RECORD LIST:

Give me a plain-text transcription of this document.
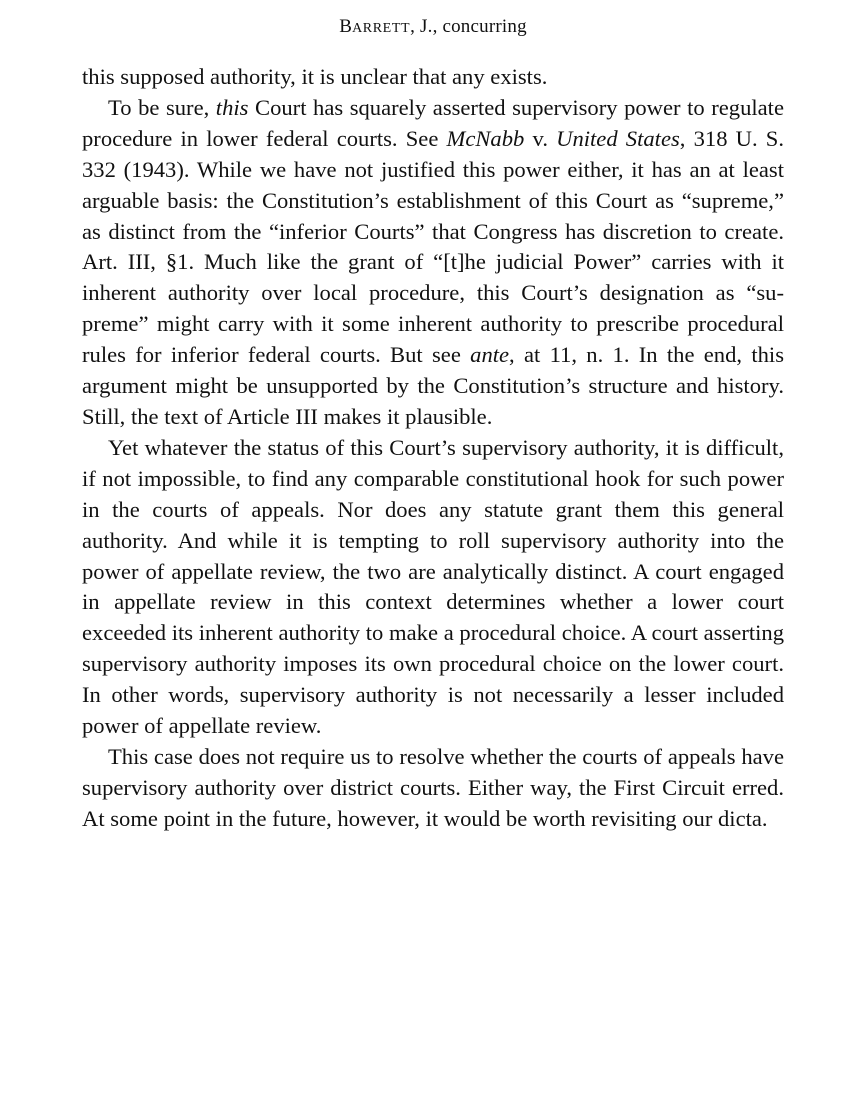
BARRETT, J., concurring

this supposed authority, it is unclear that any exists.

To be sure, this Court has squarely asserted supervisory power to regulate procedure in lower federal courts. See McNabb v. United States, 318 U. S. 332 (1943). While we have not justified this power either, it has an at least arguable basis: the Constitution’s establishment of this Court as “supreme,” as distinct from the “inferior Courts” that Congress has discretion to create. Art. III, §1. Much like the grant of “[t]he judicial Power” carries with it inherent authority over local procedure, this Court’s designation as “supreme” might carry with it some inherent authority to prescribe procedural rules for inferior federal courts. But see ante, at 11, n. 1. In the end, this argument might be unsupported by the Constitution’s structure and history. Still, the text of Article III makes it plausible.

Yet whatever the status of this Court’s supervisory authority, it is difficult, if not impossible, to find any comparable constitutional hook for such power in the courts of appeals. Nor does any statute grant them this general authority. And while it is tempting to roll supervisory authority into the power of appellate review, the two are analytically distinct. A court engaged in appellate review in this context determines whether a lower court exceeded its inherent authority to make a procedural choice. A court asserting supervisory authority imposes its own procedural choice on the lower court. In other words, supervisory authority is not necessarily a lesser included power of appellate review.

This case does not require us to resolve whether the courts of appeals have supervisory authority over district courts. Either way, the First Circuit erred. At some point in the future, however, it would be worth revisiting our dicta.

EXERCISE OBJECTIVE: Will you set down the records word for word while leaving out every picture?

SOLUTION FOR THIS EXERCISE:
Give me a plain-text transcription of this document.
BARRETT, J., concurring

this supposed authority, it is unclear that any exists.

To be sure, this Court has squarely asserted supervisory power to regulate procedure in lower federal courts. See McNabb v. United States, 318 U. S. 332 (1943). While we have not justified this power either, it has an at least arguable basis: the Constitution’s establishment of this Court as “supreme,” as distinct from the “inferior Courts” that Congress has discretion to create. Art. III, §1. Much like the grant of “[t]he judicial Power” carries with it inherent authority over local procedure, this Court’s designation as “supreme” might carry with it some inherent authority to prescribe procedural rules for inferior federal courts. But see ante, at 11, n. 1. In the end, this argument might be unsupported by the Constitution’s structure and history. Still, the text of Article III makes it plausible.

Yet whatever the status of this Court’s supervisory authority, it is difficult, if not impossible, to find any comparable constitutional hook for such power in the courts of appeals. Nor does any statute grant them this general authority. And while it is tempting to roll supervisory authority into the power of appellate review, the two are analytically distinct. A court engaged in appellate review in this context determines whether a lower court exceeded its inherent authority to make a procedural choice. A court asserting supervisory authority imposes its own procedural choice on the lower court. In other words, supervisory authority is not necessarily a lesser included power of appellate review.

This case does not require us to resolve whether the courts of appeals have supervisory authority over district courts. Either way, the First Circuit erred. At some point in the future, however, it would be worth revisiting our dicta.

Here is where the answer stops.